Type out the complete listing below word for word, without its pictures.

-- Begin --

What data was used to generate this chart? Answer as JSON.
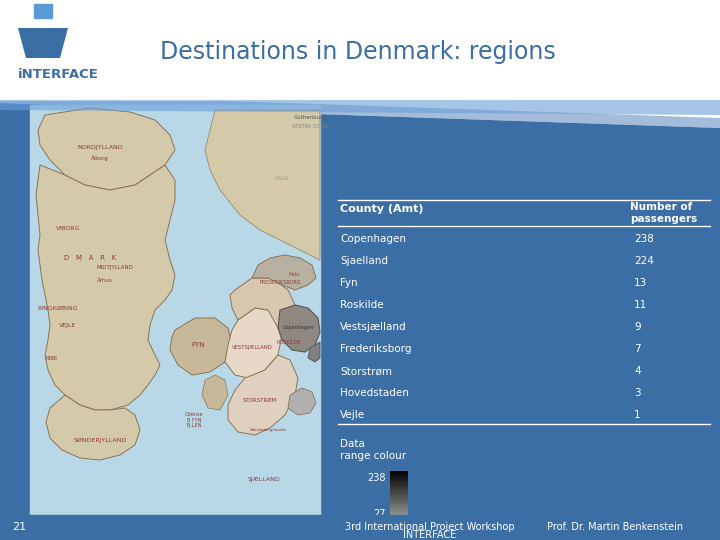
{
  "title": "Destinations in Denmark: regions",
  "bg_color": "#ffffff",
  "blue_panel_color": "#3a6ea5",
  "table_header_col1": "County (Amt)",
  "counties": [
    "Copenhagen",
    "Sjaelland",
    "Fyn",
    "Roskilde",
    "Vestsjælland",
    "Frederiksborg",
    "Storstrøm",
    "Hovedstaden",
    "Vejle"
  ],
  "passengers": [
    238,
    224,
    13,
    11,
    9,
    7,
    4,
    3,
    1
  ],
  "footer_left1": "3rd International Project Workshop",
  "footer_left2": "INTERFACE",
  "footer_right": "Prof. Dr. Martin Benkenstein",
  "slide_number": "21",
  "data_range_label1": "Data",
  "data_range_label2": "range colour",
  "white": "#ffffff",
  "light_blue_map_bg": "#b8d8e8",
  "map_land_color": "#d4c9a8",
  "map_border_color": "#8b7355",
  "map_highlight_light": "#c8b89a",
  "map_highlight_dark": "#888888",
  "blue_panel_light": "#4a7ab5"
}
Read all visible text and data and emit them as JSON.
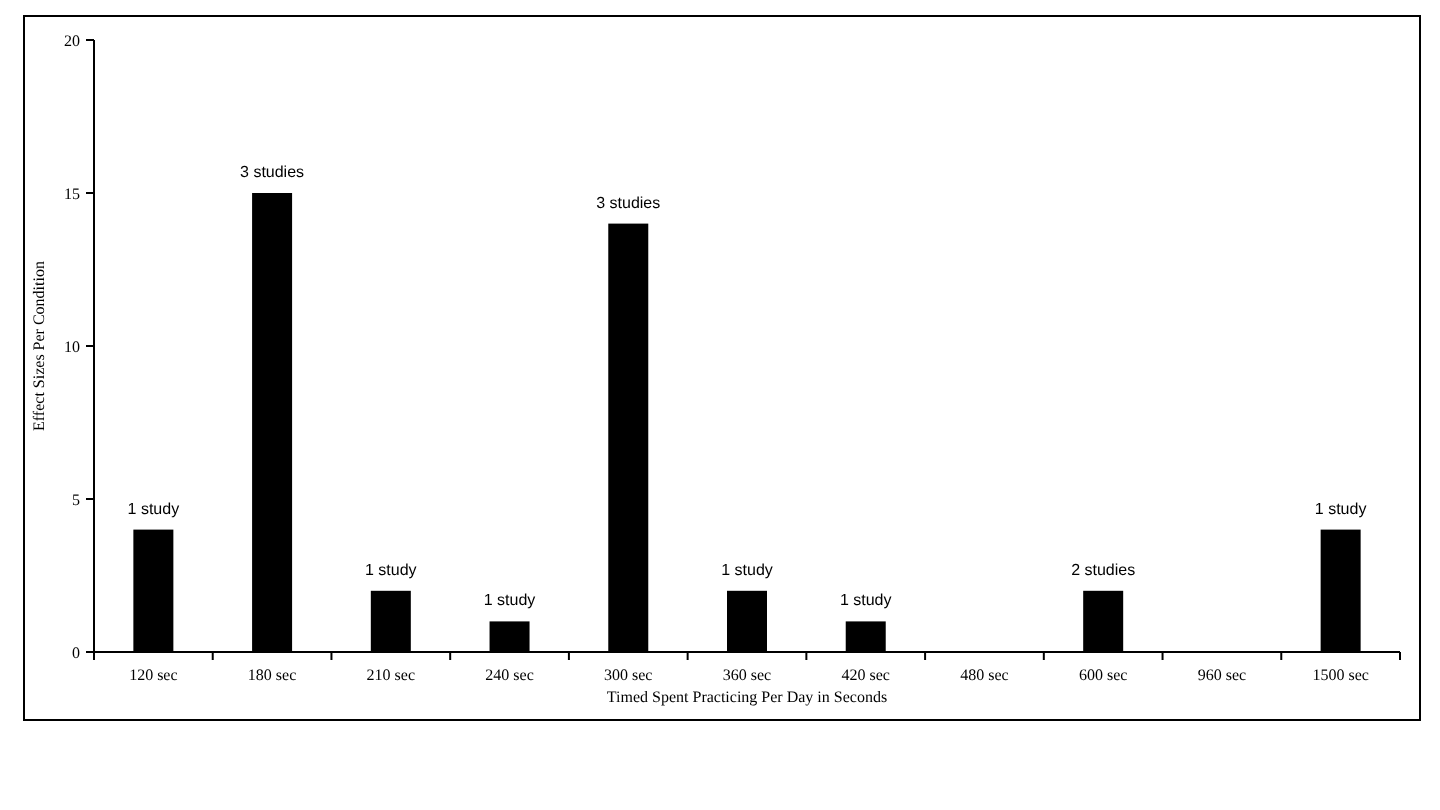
{
  "chart_data": {
    "type": "bar",
    "xlabel": "Timed Spent Practicing Per Day in Seconds",
    "ylabel": "Effect Sizes Per Condition",
    "categories": [
      "120 sec",
      "180 sec",
      "210 sec",
      "240 sec",
      "300 sec",
      "360 sec",
      "420 sec",
      "480 sec",
      "600 sec",
      "960 sec",
      "1500 sec"
    ],
    "values": [
      4,
      15,
      2,
      1,
      14,
      2,
      1,
      null,
      2,
      null,
      4
    ],
    "annotations": [
      {
        "text": "1 study",
        "x": "120 sec",
        "y": 4
      },
      {
        "text": "3 studies",
        "x": "180 sec",
        "y": 15
      },
      {
        "text": "1 study",
        "x": "210 sec",
        "y": 2
      },
      {
        "text": "1 study",
        "x": "240 sec",
        "y": 1
      },
      {
        "text": "3 studies",
        "x": "300 sec",
        "y": 14
      },
      {
        "text": "1 study",
        "x": "360 sec",
        "y": 2
      },
      {
        "text": "1 study",
        "x": "420 sec",
        "y": 1
      },
      {
        "text": "2 studies",
        "x": "600 sec",
        "y": 2
      },
      {
        "text": "1 study",
        "x": "1500 sec",
        "y": 4
      }
    ],
    "color": "#000000",
    "ylim": [
      0,
      20
    ],
    "yticks": [
      0,
      5,
      10,
      15,
      20
    ],
    "grid": false
  }
}
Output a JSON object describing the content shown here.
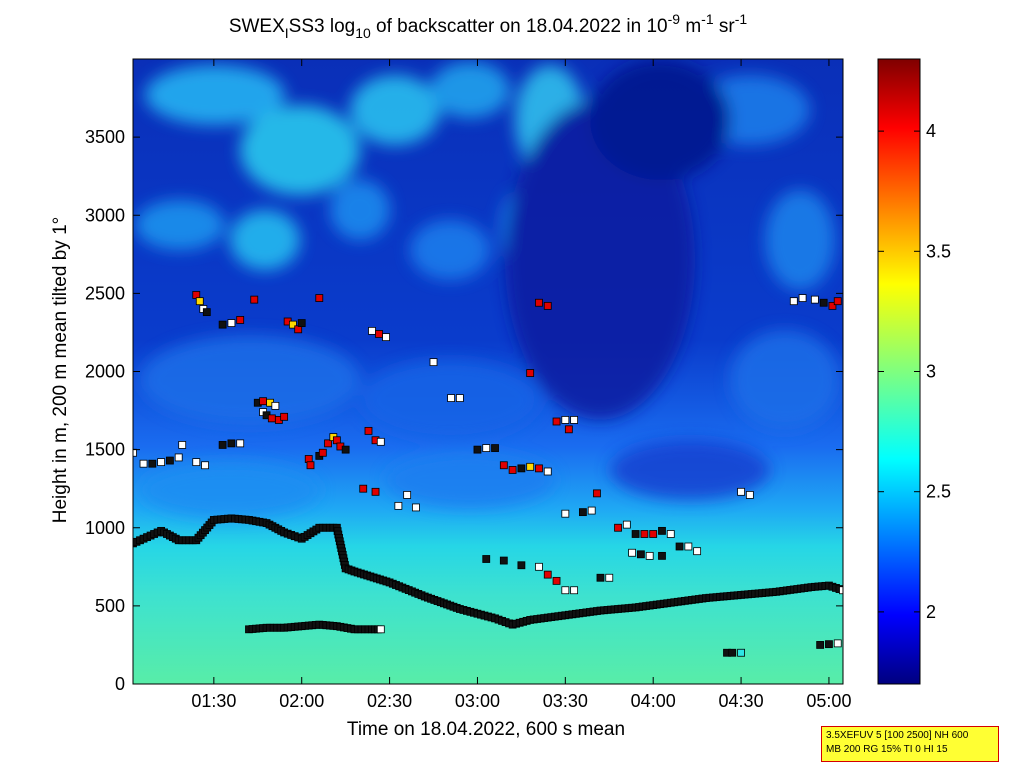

-- End --

Output of the task –
What data was used to generate this chart? Answer as JSON.
{
  "title": "Destinations in Denmark: regions",
  "bg_color": "#ffffff",
  "blue_panel_color": "#3a6ea5",
  "table_header_col1": "County (Amt)",
  "counties": [
    "Copenhagen",
    "Sjaelland",
    "Fyn",
    "Roskilde",
    "Vestsjælland",
    "Frederiksborg",
    "Storstrøm",
    "Hovedstaden",
    "Vejle"
  ],
  "passengers": [
    238,
    224,
    13,
    11,
    9,
    7,
    4,
    3,
    1
  ],
  "footer_left1": "3rd International Project Workshop",
  "footer_left2": "INTERFACE",
  "footer_right": "Prof. Dr. Martin Benkenstein",
  "slide_number": "21",
  "data_range_label1": "Data",
  "data_range_label2": "range colour",
  "white": "#ffffff",
  "light_blue_map_bg": "#b8d8e8",
  "map_land_color": "#d4c9a8",
  "map_border_color": "#8b7355",
  "map_highlight_light": "#c8b89a",
  "map_highlight_dark": "#888888",
  "blue_panel_light": "#4a7ab5"
}
Read all visible text and data and emit them as JSON.
{
  "chart_data": {
    "type": "bar",
    "xlabel": "Timed Spent Practicing Per Day in Seconds",
    "ylabel": "Effect Sizes Per Condition",
    "categories": [
      "120 sec",
      "180 sec",
      "210 sec",
      "240 sec",
      "300 sec",
      "360 sec",
      "420 sec",
      "480 sec",
      "600 sec",
      "960 sec",
      "1500 sec"
    ],
    "values": [
      4,
      15,
      2,
      1,
      14,
      2,
      1,
      null,
      2,
      null,
      4
    ],
    "annotations": [
      {
        "text": "1 study",
        "x": "120 sec",
        "y": 4
      },
      {
        "text": "3 studies",
        "x": "180 sec",
        "y": 15
      },
      {
        "text": "1 study",
        "x": "210 sec",
        "y": 2
      },
      {
        "text": "1 study",
        "x": "240 sec",
        "y": 1
      },
      {
        "text": "3 studies",
        "x": "300 sec",
        "y": 14
      },
      {
        "text": "1 study",
        "x": "360 sec",
        "y": 2
      },
      {
        "text": "1 study",
        "x": "420 sec",
        "y": 1
      },
      {
        "text": "2 studies",
        "x": "600 sec",
        "y": 2
      },
      {
        "text": "1 study",
        "x": "1500 sec",
        "y": 4
      }
    ],
    "color": "#000000",
    "ylim": [
      0,
      20
    ],
    "yticks": [
      0,
      5,
      10,
      15,
      20
    ],
    "grid": false
  }
}
Output a JSON object describing the content shown here.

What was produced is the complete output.